### [What is required]
Please transcribe the data below exactly. Leave the pictures out.
# Exercise material start
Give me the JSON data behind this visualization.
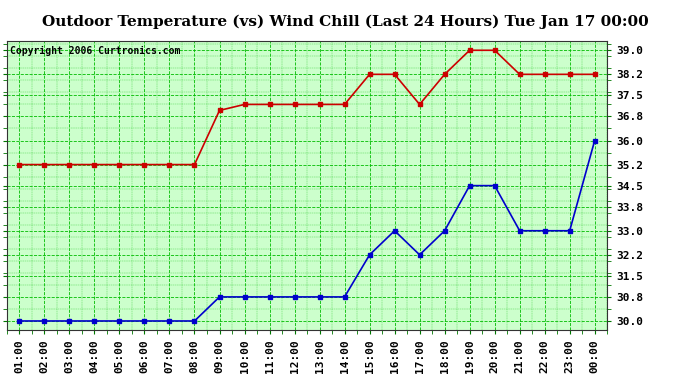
{
  "title": "Outdoor Temperature (vs) Wind Chill (Last 24 Hours) Tue Jan 17 00:00",
  "copyright": "Copyright 2006 Curtronics.com",
  "x_labels": [
    "01:00",
    "02:00",
    "03:00",
    "04:00",
    "05:00",
    "06:00",
    "07:00",
    "08:00",
    "09:00",
    "10:00",
    "11:00",
    "12:00",
    "13:00",
    "14:00",
    "15:00",
    "16:00",
    "17:00",
    "18:00",
    "19:00",
    "20:00",
    "21:00",
    "22:00",
    "23:00",
    "00:00"
  ],
  "outdoor_temp": [
    35.2,
    35.2,
    35.2,
    35.2,
    35.2,
    35.2,
    35.2,
    35.2,
    37.0,
    37.2,
    37.2,
    37.2,
    37.2,
    37.2,
    38.2,
    38.2,
    37.2,
    38.2,
    39.0,
    39.0,
    38.2,
    38.2,
    38.2,
    38.2
  ],
  "wind_chill": [
    30.0,
    30.0,
    30.0,
    30.0,
    30.0,
    30.0,
    30.0,
    30.0,
    30.8,
    30.8,
    30.8,
    30.8,
    30.8,
    30.8,
    32.2,
    33.0,
    32.2,
    33.0,
    34.5,
    34.5,
    33.0,
    33.0,
    33.0,
    36.0
  ],
  "temp_color": "#cc0000",
  "chill_color": "#0000cc",
  "bg_color": "#ffffff",
  "plot_bg_color": "#ccffcc",
  "grid_color": "#00bb00",
  "y_min": 29.7,
  "y_max": 39.3,
  "y_ticks": [
    30.0,
    30.8,
    31.5,
    32.2,
    33.0,
    33.8,
    34.5,
    35.2,
    36.0,
    36.8,
    37.5,
    38.2,
    39.0
  ],
  "title_fontsize": 11,
  "tick_fontsize": 8,
  "copyright_fontsize": 7
}
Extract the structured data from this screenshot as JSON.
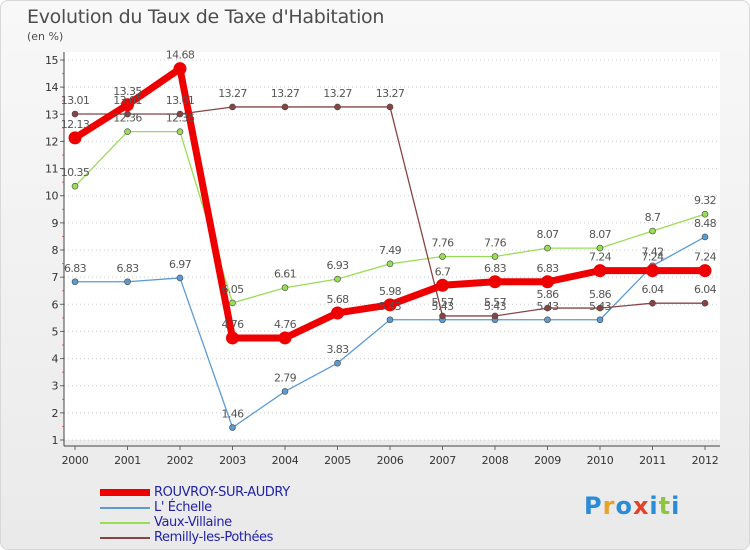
{
  "header": {
    "title": "Evolution du Taux de Taxe d'Habitation",
    "subtitle": "(en %)"
  },
  "logo": {
    "text": "Proxiti",
    "colors": [
      "#2a8bd9",
      "#e8a12a",
      "#2a8bd9",
      "#e0432a",
      "#2a8bd9",
      "#8cc63f",
      "#2a8bd9"
    ]
  },
  "chart_data": {
    "type": "line",
    "title": "Evolution du Taux de Taxe d'Habitation",
    "subtitle": "(en %)",
    "xlabel": "",
    "ylabel": "",
    "x": [
      "2000",
      "2001",
      "2002",
      "2003",
      "2004",
      "2005",
      "2006",
      "2007",
      "2008",
      "2009",
      "2010",
      "2011",
      "2012"
    ],
    "ylim": [
      1,
      15
    ],
    "yticks": [
      "1",
      "2",
      "3",
      "4",
      "5",
      "6",
      "7",
      "8",
      "9",
      "10",
      "11",
      "12",
      "13",
      "14",
      "15"
    ],
    "grid": "horizontal-dotted",
    "legend_position": "bottom-left",
    "series": [
      {
        "name": "ROUVROY-SUR-AUDRY",
        "color": "#ee0000",
        "values": [
          12.13,
          13.35,
          14.68,
          4.76,
          4.76,
          5.68,
          5.98,
          6.7,
          6.83,
          6.83,
          7.24,
          7.24,
          7.24
        ],
        "labels": [
          "12.13",
          "13.35",
          "14.68",
          "4.76",
          "4.76",
          "5.68",
          "5.98",
          "6.7",
          "6.83",
          "6.83",
          "7.24",
          "7.24",
          "7.24"
        ]
      },
      {
        "name": "L' Échelle",
        "color": "#5b9bd5",
        "values": [
          6.83,
          6.83,
          6.97,
          1.46,
          2.79,
          3.83,
          5.43,
          5.43,
          5.43,
          5.43,
          5.43,
          7.42,
          8.48
        ],
        "labels": [
          "6.83",
          "6.83",
          "6.97",
          "1.46",
          "2.79",
          "3.83",
          "5.43",
          "5.43",
          "5.43",
          "5.43",
          "5.43",
          "7.42",
          "8.48"
        ]
      },
      {
        "name": "Vaux-Villaine",
        "color": "#99dd55",
        "values": [
          10.35,
          12.36,
          12.36,
          6.05,
          6.61,
          6.93,
          7.49,
          7.76,
          7.76,
          8.07,
          8.07,
          8.7,
          9.32
        ],
        "labels": [
          "10.35",
          "12.36",
          "12.36",
          "6.05",
          "6.61",
          "6.93",
          "7.49",
          "7.76",
          "7.76",
          "8.07",
          "8.07",
          "8.7",
          "9.32"
        ]
      },
      {
        "name": "Remilly-les-Pothées",
        "color": "#884444",
        "values": [
          13.01,
          13.01,
          13.01,
          13.27,
          13.27,
          13.27,
          13.27,
          5.57,
          5.57,
          5.86,
          5.86,
          6.04,
          6.04
        ],
        "labels": [
          "13.01",
          "13.01",
          "13.01",
          "13.27",
          "13.27",
          "13.27",
          "13.27",
          "5.57",
          "5.57",
          "5.86",
          "5.86",
          "6.04",
          "6.04"
        ]
      }
    ]
  }
}
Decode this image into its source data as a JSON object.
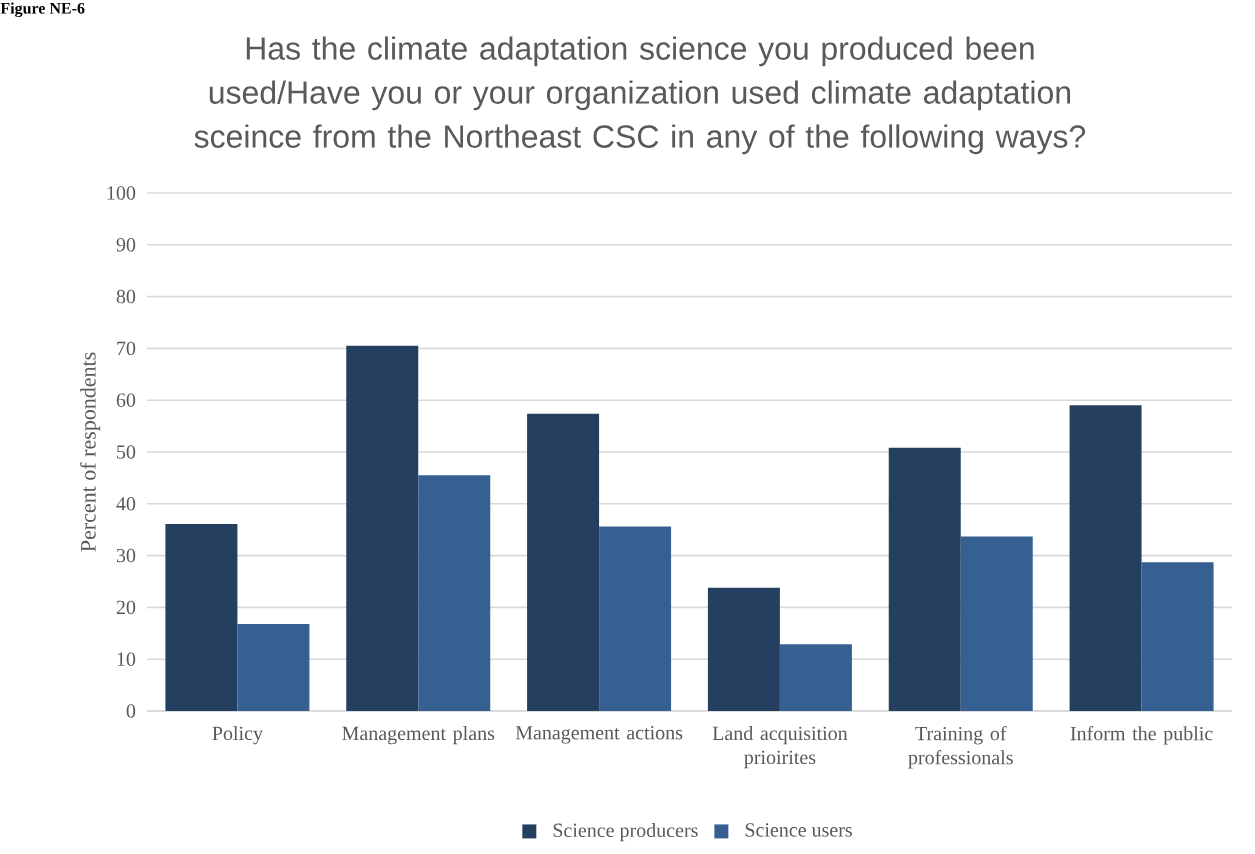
{
  "chart_data": {
    "type": "bar",
    "title": "Has the climate adaptation science you produced been used/Have you or your organization used climate adaptation sceince from the Northeast CSC in any of the following ways?",
    "ylabel": "Percent of respondents",
    "annotations": [
      "Figure NE-6"
    ],
    "categories": [
      "Policy",
      "Management plans",
      "Management actions",
      "Land acquisition prioirites",
      "Training of professionals",
      "Inform the public"
    ],
    "series": [
      {
        "name": "Science producers",
        "color": "#253f60",
        "values": [
          36.1,
          70.5,
          57.4,
          23.8,
          50.8,
          59.0
        ]
      },
      {
        "name": "Science users",
        "color": "#366092",
        "values": [
          16.8,
          45.5,
          35.6,
          12.9,
          33.7,
          28.7
        ]
      }
    ],
    "ylim": [
      0,
      100
    ],
    "yticks": [
      0,
      10,
      20,
      30,
      40,
      50,
      60,
      70,
      80,
      90,
      100
    ],
    "grid": "y",
    "legend": "bottom"
  }
}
# Exercise material end
### [Answer to this exercise]
Give me the JSON data behind this visualization.
{
  "title": "Outdoor Temperature (vs) Wind Chill (Last 24 Hours) Tue Jan 17 00:00",
  "copyright": "Copyright 2006 Curtronics.com",
  "x_labels": [
    "01:00",
    "02:00",
    "03:00",
    "04:00",
    "05:00",
    "06:00",
    "07:00",
    "08:00",
    "09:00",
    "10:00",
    "11:00",
    "12:00",
    "13:00",
    "14:00",
    "15:00",
    "16:00",
    "17:00",
    "18:00",
    "19:00",
    "20:00",
    "21:00",
    "22:00",
    "23:00",
    "00:00"
  ],
  "outdoor_temp": [
    35.2,
    35.2,
    35.2,
    35.2,
    35.2,
    35.2,
    35.2,
    35.2,
    37.0,
    37.2,
    37.2,
    37.2,
    37.2,
    37.2,
    38.2,
    38.2,
    37.2,
    38.2,
    39.0,
    39.0,
    38.2,
    38.2,
    38.2,
    38.2
  ],
  "wind_chill": [
    30.0,
    30.0,
    30.0,
    30.0,
    30.0,
    30.0,
    30.0,
    30.0,
    30.8,
    30.8,
    30.8,
    30.8,
    30.8,
    30.8,
    32.2,
    33.0,
    32.2,
    33.0,
    34.5,
    34.5,
    33.0,
    33.0,
    33.0,
    36.0
  ],
  "temp_color": "#cc0000",
  "chill_color": "#0000cc",
  "bg_color": "#ffffff",
  "plot_bg_color": "#ccffcc",
  "grid_color": "#00bb00",
  "y_min": 29.7,
  "y_max": 39.3,
  "y_ticks": [
    30.0,
    30.8,
    31.5,
    32.2,
    33.0,
    33.8,
    34.5,
    35.2,
    36.0,
    36.8,
    37.5,
    38.2,
    39.0
  ],
  "title_fontsize": 11,
  "tick_fontsize": 8,
  "copyright_fontsize": 7
}
Extract the structured data from this screenshot as JSON.
{
  "header": {
    "title": "Evolution du Taux de Taxe d'Habitation",
    "subtitle": "(en %)"
  },
  "logo": {
    "text": "Proxiti",
    "colors": [
      "#2a8bd9",
      "#e8a12a",
      "#2a8bd9",
      "#e0432a",
      "#2a8bd9",
      "#8cc63f",
      "#2a8bd9"
    ]
  },
  "chart_data": {
    "type": "line",
    "title": "Evolution du Taux de Taxe d'Habitation",
    "subtitle": "(en %)",
    "xlabel": "",
    "ylabel": "",
    "x": [
      "2000",
      "2001",
      "2002",
      "2003",
      "2004",
      "2005",
      "2006",
      "2007",
      "2008",
      "2009",
      "2010",
      "2011",
      "2012"
    ],
    "ylim": [
      1,
      15
    ],
    "yticks": [
      "1",
      "2",
      "3",
      "4",
      "5",
      "6",
      "7",
      "8",
      "9",
      "10",
      "11",
      "12",
      "13",
      "14",
      "15"
    ],
    "grid": "horizontal-dotted",
    "legend_position": "bottom-left",
    "series": [
      {
        "name": "ROUVROY-SUR-AUDRY",
        "color": "#ee0000",
        "values": [
          12.13,
          13.35,
          14.68,
          4.76,
          4.76,
          5.68,
          5.98,
          6.7,
          6.83,
          6.83,
          7.24,
          7.24,
          7.24
        ],
        "labels": [
          "12.13",
          "13.35",
          "14.68",
          "4.76",
          "4.76",
          "5.68",
          "5.98",
          "6.7",
          "6.83",
          "6.83",
          "7.24",
          "7.24",
          "7.24"
        ]
      },
      {
        "name": "L' Échelle",
        "color": "#5b9bd5",
        "values": [
          6.83,
          6.83,
          6.97,
          1.46,
          2.79,
          3.83,
          5.43,
          5.43,
          5.43,
          5.43,
          5.43,
          7.42,
          8.48
        ],
        "labels": [
          "6.83",
          "6.83",
          "6.97",
          "1.46",
          "2.79",
          "3.83",
          "5.43",
          "5.43",
          "5.43",
          "5.43",
          "5.43",
          "7.42",
          "8.48"
        ]
      },
      {
        "name": "Vaux-Villaine",
        "color": "#99dd55",
        "values": [
          10.35,
          12.36,
          12.36,
          6.05,
          6.61,
          6.93,
          7.49,
          7.76,
          7.76,
          8.07,
          8.07,
          8.7,
          9.32
        ],
        "labels": [
          "10.35",
          "12.36",
          "12.36",
          "6.05",
          "6.61",
          "6.93",
          "7.49",
          "7.76",
          "7.76",
          "8.07",
          "8.07",
          "8.7",
          "9.32"
        ]
      },
      {
        "name": "Remilly-les-Pothées",
        "color": "#884444",
        "values": [
          13.01,
          13.01,
          13.01,
          13.27,
          13.27,
          13.27,
          13.27,
          5.57,
          5.57,
          5.86,
          5.86,
          6.04,
          6.04
        ],
        "labels": [
          "13.01",
          "13.01",
          "13.01",
          "13.27",
          "13.27",
          "13.27",
          "13.27",
          "5.57",
          "5.57",
          "5.86",
          "5.86",
          "6.04",
          "6.04"
        ]
      }
    ]
  }
}
Decode this image into its source data as a JSON object.
{
  "chart_data": {
    "type": "bar",
    "title": "Has the climate adaptation science you produced been used/Have you or your organization used climate adaptation sceince from the Northeast CSC in any of the following ways?",
    "ylabel": "Percent of respondents",
    "annotations": [
      "Figure NE-6"
    ],
    "categories": [
      "Policy",
      "Management plans",
      "Management actions",
      "Land acquisition prioirites",
      "Training of professionals",
      "Inform the public"
    ],
    "series": [
      {
        "name": "Science producers",
        "color": "#253f60",
        "values": [
          36.1,
          70.5,
          57.4,
          23.8,
          50.8,
          59.0
        ]
      },
      {
        "name": "Science users",
        "color": "#366092",
        "values": [
          16.8,
          45.5,
          35.6,
          12.9,
          33.7,
          28.7
        ]
      }
    ],
    "ylim": [
      0,
      100
    ],
    "yticks": [
      0,
      10,
      20,
      30,
      40,
      50,
      60,
      70,
      80,
      90,
      100
    ],
    "grid": "y",
    "legend": "bottom"
  }
}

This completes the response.